■ **WHAT IS BEING ASKED**
Transcribe each line of the records below exactly, excluding any embedded images.

■ **INPUT**
★ ★ ★ ★

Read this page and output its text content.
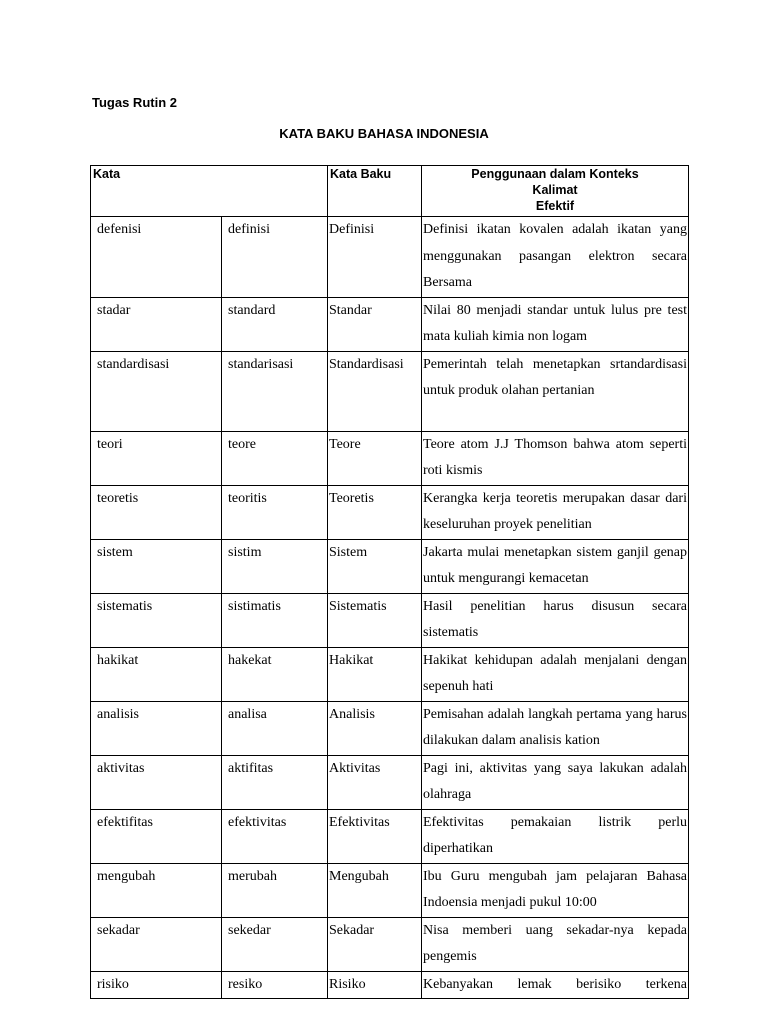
Tugas Rutin 2
KATA BAKU BAHASA INDONESIA
Kata		Kata Baku	Penggunaan dalam Konteks
Kalimat
Efektif

defenisi	definisi	Definisi	Definisi ikatan kovalen adalah ikatan yang menggunakan pasangan elektron secara Bersama
stadar	standard	Standar	Nilai 80 menjadi standar untuk lulus pre test mata kuliah kimia non logam
standardisasi	standarisasi	Standardisasi	Pemerintah telah menetapkan srtandardisasi untuk produk olahan pertanian
teori	teore	Teore	Teore atom J.J Thomson bahwa atom seperti roti kismis
teoretis	teoritis	Teoretis	Kerangka kerja teoretis merupakan dasar dari keseluruhan proyek penelitian
sistem	sistim	Sistem	Jakarta mulai menetapkan sistem ganjil genap untuk mengurangi kemacetan
sistematis	sistimatis	Sistematis	Hasil penelitian harus disusun secara sistematis
hakikat	hakekat	Hakikat	Hakikat kehidupan adalah menjalani dengan sepenuh hati
analisis	analisa	Analisis	Pemisahan adalah langkah pertama yang harus dilakukan dalam analisis kation
aktivitas	aktifitas	Aktivitas	Pagi ini, aktivitas yang saya lakukan adalah olahraga
efektifitas	efektivitas	Efektivitas	Efektivitas pemakaian listrik perlu diperhatikan
mengubah	merubah	Mengubah	Ibu Guru mengubah jam pelajaran Bahasa Indoensia menjadi pukul 10:00
sekadar	sekedar	Sekadar	Nisa memberi uang sekadar-nya kepada pengemis
risiko	resiko	Risiko	Kebanyakan lemak berisiko terkena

★ ★ ★ ★

■ **WRITTEN SOLUTION**
Read this page and output its text content.
Tugas Rutin 2
KATA BAKU BAHASA INDONESIA
Kata		Kata Baku	Penggunaan dalam Konteks
Kalimat
Efektif

defenisi	definisi	Definisi	Definisi ikatan kovalen adalah ikatan yang menggunakan pasangan elektron secara Bersama
stadar	standard	Standar	Nilai 80 menjadi standar untuk lulus pre test mata kuliah kimia non logam
standardisasi	standarisasi	Standardisasi	Pemerintah telah menetapkan srtandardisasi untuk produk olahan pertanian
teori	teore	Teore	Teore atom J.J Thomson bahwa atom seperti roti kismis
teoretis	teoritis	Teoretis	Kerangka kerja teoretis merupakan dasar dari keseluruhan proyek penelitian
sistem	sistim	Sistem	Jakarta mulai menetapkan sistem ganjil genap untuk mengurangi kemacetan
sistematis	sistimatis	Sistematis	Hasil penelitian harus disusun secara sistematis
hakikat	hakekat	Hakikat	Hakikat kehidupan adalah menjalani dengan sepenuh hati
analisis	analisa	Analisis	Pemisahan adalah langkah pertama yang harus dilakukan dalam analisis kation
aktivitas	aktifitas	Aktivitas	Pagi ini, aktivitas yang saya lakukan adalah olahraga
efektifitas	efektivitas	Efektivitas	Efektivitas pemakaian listrik perlu diperhatikan
mengubah	merubah	Mengubah	Ibu Guru mengubah jam pelajaran Bahasa Indoensia menjadi pukul 10:00
sekadar	sekedar	Sekadar	Nisa memberi uang sekadar-nya kepada pengemis
risiko	resiko	Risiko	Kebanyakan lemak berisiko terkena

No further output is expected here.